▶ _WRITTEN EXERCISE_:
Please give the listing again in its entirety, exactly as written.

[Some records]
= = =

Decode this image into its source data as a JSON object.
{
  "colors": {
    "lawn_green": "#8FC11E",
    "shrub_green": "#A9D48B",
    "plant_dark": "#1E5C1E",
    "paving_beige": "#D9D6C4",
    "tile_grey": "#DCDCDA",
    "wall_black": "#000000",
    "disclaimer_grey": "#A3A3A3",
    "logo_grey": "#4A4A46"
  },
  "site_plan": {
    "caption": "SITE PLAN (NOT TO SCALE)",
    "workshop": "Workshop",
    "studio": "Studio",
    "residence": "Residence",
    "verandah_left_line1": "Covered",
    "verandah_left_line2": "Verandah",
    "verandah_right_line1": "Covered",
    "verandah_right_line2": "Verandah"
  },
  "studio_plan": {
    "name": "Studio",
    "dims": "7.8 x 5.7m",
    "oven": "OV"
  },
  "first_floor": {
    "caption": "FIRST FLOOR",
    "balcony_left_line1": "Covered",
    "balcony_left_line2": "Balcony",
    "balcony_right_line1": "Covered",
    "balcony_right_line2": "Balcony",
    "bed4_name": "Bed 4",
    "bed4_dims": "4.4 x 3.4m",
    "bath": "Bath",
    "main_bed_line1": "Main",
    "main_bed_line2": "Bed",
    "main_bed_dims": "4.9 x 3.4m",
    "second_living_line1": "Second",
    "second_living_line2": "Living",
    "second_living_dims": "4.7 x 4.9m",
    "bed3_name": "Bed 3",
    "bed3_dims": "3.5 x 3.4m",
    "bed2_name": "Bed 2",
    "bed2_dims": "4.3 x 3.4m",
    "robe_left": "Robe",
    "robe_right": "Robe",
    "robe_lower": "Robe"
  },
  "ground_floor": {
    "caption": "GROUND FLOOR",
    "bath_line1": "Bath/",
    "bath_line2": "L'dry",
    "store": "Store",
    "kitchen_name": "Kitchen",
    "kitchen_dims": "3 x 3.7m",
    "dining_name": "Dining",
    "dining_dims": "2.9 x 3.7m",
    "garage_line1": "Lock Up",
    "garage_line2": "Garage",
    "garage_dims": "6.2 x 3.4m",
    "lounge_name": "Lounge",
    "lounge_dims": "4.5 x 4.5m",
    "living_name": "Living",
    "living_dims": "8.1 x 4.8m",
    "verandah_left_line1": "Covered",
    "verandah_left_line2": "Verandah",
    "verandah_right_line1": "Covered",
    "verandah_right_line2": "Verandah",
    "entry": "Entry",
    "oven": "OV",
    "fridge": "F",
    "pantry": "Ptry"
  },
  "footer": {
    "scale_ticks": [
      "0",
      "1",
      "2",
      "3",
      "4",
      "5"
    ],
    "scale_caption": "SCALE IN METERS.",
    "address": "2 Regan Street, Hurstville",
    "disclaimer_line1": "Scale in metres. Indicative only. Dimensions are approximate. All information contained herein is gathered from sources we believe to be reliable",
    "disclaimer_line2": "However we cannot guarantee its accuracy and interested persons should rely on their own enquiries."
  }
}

= = =

▶ _TASK RESPONSE_:
Decode this image into its source data as a JSON object.
{
  "colors": {
    "lawn_green": "#8FC11E",
    "shrub_green": "#A9D48B",
    "plant_dark": "#1E5C1E",
    "paving_beige": "#D9D6C4",
    "tile_grey": "#DCDCDA",
    "wall_black": "#000000",
    "disclaimer_grey": "#A3A3A3",
    "logo_grey": "#4A4A46"
  },
  "site_plan": {
    "caption": "SITE PLAN (NOT TO SCALE)",
    "workshop": "Workshop",
    "studio": "Studio",
    "residence": "Residence",
    "verandah_left_line1": "Covered",
    "verandah_left_line2": "Verandah",
    "verandah_right_line1": "Covered",
    "verandah_right_line2": "Verandah"
  },
  "studio_plan": {
    "name": "Studio",
    "dims": "7.8 x 5.7m",
    "oven": "OV"
  },
  "first_floor": {
    "caption": "FIRST FLOOR",
    "balcony_left_line1": "Covered",
    "balcony_left_line2": "Balcony",
    "balcony_right_line1": "Covered",
    "balcony_right_line2": "Balcony",
    "bed4_name": "Bed 4",
    "bed4_dims": "4.4 x 3.4m",
    "bath": "Bath",
    "main_bed_line1": "Main",
    "main_bed_line2": "Bed",
    "main_bed_dims": "4.9 x 3.4m",
    "second_living_line1": "Second",
    "second_living_line2": "Living",
    "second_living_dims": "4.7 x 4.9m",
    "bed3_name": "Bed 3",
    "bed3_dims": "3.5 x 3.4m",
    "bed2_name": "Bed 2",
    "bed2_dims": "4.3 x 3.4m",
    "robe_left": "Robe",
    "robe_right": "Robe",
    "robe_lower": "Robe"
  },
  "ground_floor": {
    "caption": "GROUND FLOOR",
    "bath_line1": "Bath/",
    "bath_line2": "L'dry",
    "store": "Store",
    "kitchen_name": "Kitchen",
    "kitchen_dims": "3 x 3.7m",
    "dining_name": "Dining",
    "dining_dims": "2.9 x 3.7m",
    "garage_line1": "Lock Up",
    "garage_line2": "Garage",
    "garage_dims": "6.2 x 3.4m",
    "lounge_name": "Lounge",
    "lounge_dims": "4.5 x 4.5m",
    "living_name": "Living",
    "living_dims": "8.1 x 4.8m",
    "verandah_left_line1": "Covered",
    "verandah_left_line2": "Verandah",
    "verandah_right_line1": "Covered",
    "verandah_right_line2": "Verandah",
    "entry": "Entry",
    "oven": "OV",
    "fridge": "F",
    "pantry": "Ptry"
  },
  "footer": {
    "scale_ticks": [
      "0",
      "1",
      "2",
      "3",
      "4",
      "5"
    ],
    "scale_caption": "SCALE IN METERS.",
    "address": "2 Regan Street, Hurstville",
    "disclaimer_line1": "Scale in metres. Indicative only. Dimensions are approximate. All information contained herein is gathered from sources we believe to be reliable",
    "disclaimer_line2": "However we cannot guarantee its accuracy and interested persons should rely on their own enquiries."
  }
}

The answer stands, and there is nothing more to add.